— EXERCISE GOAL —
Provide the records once more, identical to the original.

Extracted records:

----------------

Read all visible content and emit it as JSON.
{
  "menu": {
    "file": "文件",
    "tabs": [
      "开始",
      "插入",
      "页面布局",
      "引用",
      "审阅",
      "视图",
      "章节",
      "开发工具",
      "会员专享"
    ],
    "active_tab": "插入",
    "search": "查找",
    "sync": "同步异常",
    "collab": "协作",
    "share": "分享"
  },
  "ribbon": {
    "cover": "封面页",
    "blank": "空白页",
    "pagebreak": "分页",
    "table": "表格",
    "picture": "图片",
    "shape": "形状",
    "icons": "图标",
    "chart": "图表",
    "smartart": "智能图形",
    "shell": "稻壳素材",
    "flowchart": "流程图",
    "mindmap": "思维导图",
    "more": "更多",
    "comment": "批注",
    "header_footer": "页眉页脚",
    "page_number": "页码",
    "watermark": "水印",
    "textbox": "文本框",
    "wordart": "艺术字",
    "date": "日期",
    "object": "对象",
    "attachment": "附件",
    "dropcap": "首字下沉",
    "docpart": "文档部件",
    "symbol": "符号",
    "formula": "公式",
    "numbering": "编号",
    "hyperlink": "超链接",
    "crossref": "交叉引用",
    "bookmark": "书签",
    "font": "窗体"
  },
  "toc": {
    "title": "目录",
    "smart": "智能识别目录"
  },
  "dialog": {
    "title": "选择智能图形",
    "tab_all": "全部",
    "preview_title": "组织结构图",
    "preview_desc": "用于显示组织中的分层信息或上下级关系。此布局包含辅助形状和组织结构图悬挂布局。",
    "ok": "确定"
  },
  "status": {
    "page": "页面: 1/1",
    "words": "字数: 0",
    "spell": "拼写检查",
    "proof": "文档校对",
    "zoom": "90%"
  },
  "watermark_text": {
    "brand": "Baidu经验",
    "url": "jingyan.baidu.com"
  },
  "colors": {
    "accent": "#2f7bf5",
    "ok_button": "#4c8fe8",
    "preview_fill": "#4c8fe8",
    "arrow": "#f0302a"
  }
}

----------------

— EXERCISE SOLUTION —
Read all visible content and emit it as JSON.
{
  "menu": {
    "file": "文件",
    "tabs": [
      "开始",
      "插入",
      "页面布局",
      "引用",
      "审阅",
      "视图",
      "章节",
      "开发工具",
      "会员专享"
    ],
    "active_tab": "插入",
    "search": "查找",
    "sync": "同步异常",
    "collab": "协作",
    "share": "分享"
  },
  "ribbon": {
    "cover": "封面页",
    "blank": "空白页",
    "pagebreak": "分页",
    "table": "表格",
    "picture": "图片",
    "shape": "形状",
    "icons": "图标",
    "chart": "图表",
    "smartart": "智能图形",
    "shell": "稻壳素材",
    "flowchart": "流程图",
    "mindmap": "思维导图",
    "more": "更多",
    "comment": "批注",
    "header_footer": "页眉页脚",
    "page_number": "页码",
    "watermark": "水印",
    "textbox": "文本框",
    "wordart": "艺术字",
    "date": "日期",
    "object": "对象",
    "attachment": "附件",
    "dropcap": "首字下沉",
    "docpart": "文档部件",
    "symbol": "符号",
    "formula": "公式",
    "numbering": "编号",
    "hyperlink": "超链接",
    "crossref": "交叉引用",
    "bookmark": "书签",
    "font": "窗体"
  },
  "toc": {
    "title": "目录",
    "smart": "智能识别目录"
  },
  "dialog": {
    "title": "选择智能图形",
    "tab_all": "全部",
    "preview_title": "组织结构图",
    "preview_desc": "用于显示组织中的分层信息或上下级关系。此布局包含辅助形状和组织结构图悬挂布局。",
    "ok": "确定"
  },
  "status": {
    "page": "页面: 1/1",
    "words": "字数: 0",
    "spell": "拼写检查",
    "proof": "文档校对",
    "zoom": "90%"
  },
  "watermark_text": {
    "brand": "Baidu经验",
    "url": "jingyan.baidu.com"
  },
  "colors": {
    "accent": "#2f7bf5",
    "ok_button": "#4c8fe8",
    "preview_fill": "#4c8fe8",
    "arrow": "#f0302a"
  }
}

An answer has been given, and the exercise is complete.